### SET TASK
Copy each entry as it stands, leaving nothing out.

### PROVIDED RECORDS
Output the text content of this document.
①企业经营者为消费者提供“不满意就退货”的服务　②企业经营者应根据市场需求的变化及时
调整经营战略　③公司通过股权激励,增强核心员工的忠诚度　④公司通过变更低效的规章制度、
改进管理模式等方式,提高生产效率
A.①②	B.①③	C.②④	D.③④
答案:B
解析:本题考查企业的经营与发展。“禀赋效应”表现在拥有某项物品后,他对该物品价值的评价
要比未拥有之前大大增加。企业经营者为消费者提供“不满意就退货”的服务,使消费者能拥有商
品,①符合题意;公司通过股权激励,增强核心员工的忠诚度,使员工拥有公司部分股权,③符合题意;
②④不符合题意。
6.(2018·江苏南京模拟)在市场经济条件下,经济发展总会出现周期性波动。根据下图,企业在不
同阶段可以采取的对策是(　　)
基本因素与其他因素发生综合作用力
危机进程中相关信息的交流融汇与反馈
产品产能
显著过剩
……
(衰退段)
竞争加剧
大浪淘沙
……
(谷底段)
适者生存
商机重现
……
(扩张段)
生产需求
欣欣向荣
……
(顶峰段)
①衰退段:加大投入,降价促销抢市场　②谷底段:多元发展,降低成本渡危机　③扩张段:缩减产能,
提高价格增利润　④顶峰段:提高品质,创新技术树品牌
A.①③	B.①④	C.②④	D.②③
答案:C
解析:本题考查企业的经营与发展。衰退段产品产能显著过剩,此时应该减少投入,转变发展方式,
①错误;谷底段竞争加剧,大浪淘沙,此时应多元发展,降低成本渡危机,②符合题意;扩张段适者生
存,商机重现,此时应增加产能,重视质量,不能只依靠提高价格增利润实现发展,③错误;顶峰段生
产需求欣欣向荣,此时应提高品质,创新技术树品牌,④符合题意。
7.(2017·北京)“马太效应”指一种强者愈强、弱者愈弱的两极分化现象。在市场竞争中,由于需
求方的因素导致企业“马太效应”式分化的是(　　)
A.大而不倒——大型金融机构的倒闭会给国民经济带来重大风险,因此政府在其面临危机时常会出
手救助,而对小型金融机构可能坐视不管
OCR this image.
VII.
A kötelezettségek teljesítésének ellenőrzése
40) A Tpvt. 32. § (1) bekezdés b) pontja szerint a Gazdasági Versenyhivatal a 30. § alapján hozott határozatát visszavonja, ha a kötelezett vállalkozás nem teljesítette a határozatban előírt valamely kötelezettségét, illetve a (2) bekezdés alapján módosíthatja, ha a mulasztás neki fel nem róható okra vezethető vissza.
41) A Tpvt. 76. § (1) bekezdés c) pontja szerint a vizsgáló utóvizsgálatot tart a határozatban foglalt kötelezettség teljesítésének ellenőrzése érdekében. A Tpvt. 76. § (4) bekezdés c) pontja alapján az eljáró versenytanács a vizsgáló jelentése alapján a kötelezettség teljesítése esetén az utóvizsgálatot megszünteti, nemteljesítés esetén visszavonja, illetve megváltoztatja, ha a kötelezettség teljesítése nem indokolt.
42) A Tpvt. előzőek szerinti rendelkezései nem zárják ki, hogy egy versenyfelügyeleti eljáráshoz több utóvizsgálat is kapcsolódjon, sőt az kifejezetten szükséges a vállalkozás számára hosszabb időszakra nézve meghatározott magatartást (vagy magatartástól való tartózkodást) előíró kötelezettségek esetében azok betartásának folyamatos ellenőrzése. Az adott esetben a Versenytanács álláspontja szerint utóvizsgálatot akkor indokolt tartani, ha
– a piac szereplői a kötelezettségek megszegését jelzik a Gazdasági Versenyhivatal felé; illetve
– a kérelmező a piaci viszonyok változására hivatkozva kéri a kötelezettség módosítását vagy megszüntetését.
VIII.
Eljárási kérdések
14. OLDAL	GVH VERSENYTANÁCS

### SOLUTION TO THE PROBLEM
Output the text content of this document.
①企业经营者为消费者提供“不满意就退货”的服务　②企业经营者应根据市场需求的变化及时
调整经营战略　③公司通过股权激励,增强核心员工的忠诚度　④公司通过变更低效的规章制度、
改进管理模式等方式,提高生产效率
A.①②	B.①③	C.②④	D.③④
答案:B
解析:本题考查企业的经营与发展。“禀赋效应”表现在拥有某项物品后,他对该物品价值的评价
要比未拥有之前大大增加。企业经营者为消费者提供“不满意就退货”的服务,使消费者能拥有商
品,①符合题意;公司通过股权激励,增强核心员工的忠诚度,使员工拥有公司部分股权,③符合题意;
②④不符合题意。
6.(2018·江苏南京模拟)在市场经济条件下,经济发展总会出现周期性波动。根据下图,企业在不
同阶段可以采取的对策是(　　)
基本因素与其他因素发生综合作用力
危机进程中相关信息的交流融汇与反馈
产品产能
显著过剩
……
(衰退段)
竞争加剧
大浪淘沙
……
(谷底段)
适者生存
商机重现
……
(扩张段)
生产需求
欣欣向荣
……
(顶峰段)
①衰退段:加大投入,降价促销抢市场　②谷底段:多元发展,降低成本渡危机　③扩张段:缩减产能,
提高价格增利润　④顶峰段:提高品质,创新技术树品牌
A.①③	B.①④	C.②④	D.②③
答案:C
解析:本题考查企业的经营与发展。衰退段产品产能显著过剩,此时应该减少投入,转变发展方式,
①错误;谷底段竞争加剧,大浪淘沙,此时应多元发展,降低成本渡危机,②符合题意;扩张段适者生
存,商机重现,此时应增加产能,重视质量,不能只依靠提高价格增利润实现发展,③错误;顶峰段生
产需求欣欣向荣,此时应提高品质,创新技术树品牌,④符合题意。
7.(2017·北京)“马太效应”指一种强者愈强、弱者愈弱的两极分化现象。在市场竞争中,由于需
求方的因素导致企业“马太效应”式分化的是(　　)
A.大而不倒——大型金融机构的倒闭会给国民经济带来重大风险,因此政府在其面临危机时常会出
手救助,而对小型金融机构可能坐视不管
OCR this image.
VII.
A kötelezettségek teljesítésének ellenőrzése
40) A Tpvt. 32. § (1) bekezdés b) pontja szerint a Gazdasági Versenyhivatal a 30. § alapján hozott határozatát visszavonja, ha a kötelezett vállalkozás nem teljesítette a határozatban előírt valamely kötelezettségét, illetve a (2) bekezdés alapján módosíthatja, ha a mulasztás neki fel nem róható okra vezethető vissza.
41) A Tpvt. 76. § (1) bekezdés c) pontja szerint a vizsgáló utóvizsgálatot tart a határozatban foglalt kötelezettség teljesítésének ellenőrzése érdekében. A Tpvt. 76. § (4) bekezdés c) pontja alapján az eljáró versenytanács a vizsgáló jelentése alapján a kötelezettség teljesítése esetén az utóvizsgálatot megszünteti, nemteljesítés esetén visszavonja, illetve megváltoztatja, ha a kötelezettség teljesítése nem indokolt.
42) A Tpvt. előzőek szerinti rendelkezései nem zárják ki, hogy egy versenyfelügyeleti eljáráshoz több utóvizsgálat is kapcsolódjon, sőt az kifejezetten szükséges a vállalkozás számára hosszabb időszakra nézve meghatározott magatartást (vagy magatartástól való tartózkodást) előíró kötelezettségek esetében azok betartásának folyamatos ellenőrzése. Az adott esetben a Versenytanács álláspontja szerint utóvizsgálatot akkor indokolt tartani, ha
– a piac szereplői a kötelezettségek megszegését jelzik a Gazdasági Versenyhivatal felé; illetve
– a kérelmező a piaci viszonyok változására hivatkozva kéri a kötelezettség módosítását vagy megszüntetését.
VIII.
Eljárási kérdések
14. OLDAL	GVH VERSENYTANÁCS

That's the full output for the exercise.